→ Goal
Return the full listing exactly as it is written.

--------------------------------------------------

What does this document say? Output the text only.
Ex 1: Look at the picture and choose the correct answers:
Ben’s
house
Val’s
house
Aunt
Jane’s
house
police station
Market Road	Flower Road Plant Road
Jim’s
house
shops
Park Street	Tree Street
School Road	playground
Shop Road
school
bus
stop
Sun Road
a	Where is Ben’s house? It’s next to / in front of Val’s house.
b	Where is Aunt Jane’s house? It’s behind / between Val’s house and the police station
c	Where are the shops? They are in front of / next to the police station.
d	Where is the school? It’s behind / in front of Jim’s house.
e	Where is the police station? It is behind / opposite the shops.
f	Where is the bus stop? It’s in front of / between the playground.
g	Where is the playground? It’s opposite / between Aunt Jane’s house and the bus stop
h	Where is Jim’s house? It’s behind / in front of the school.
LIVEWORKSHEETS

--------------------------------------------------

→ Written answer
What does this document say? Output the text only.
Ex 1: Look at the picture and choose the correct answers:
Ben’s
house
Val’s
house
Aunt
Jane’s
house
police station
Market Road	Flower Road Plant Road
Jim’s
house
shops
Park Street	Tree Street
School Road	playground
Shop Road
school
bus
stop
Sun Road
a	Where is Ben’s house? It’s next to / in front of Val’s house.
b	Where is Aunt Jane’s house? It’s behind / between Val’s house and the police station
c	Where are the shops? They are in front of / next to the police station.
d	Where is the school? It’s behind / in front of Jim’s house.
e	Where is the police station? It is behind / opposite the shops.
f	Where is the bus stop? It’s in front of / between the playground.
g	Where is the playground? It’s opposite / between Aunt Jane’s house and the bus stop
h	Where is Jim’s house? It’s behind / in front of the school.
LIVEWORKSHEETS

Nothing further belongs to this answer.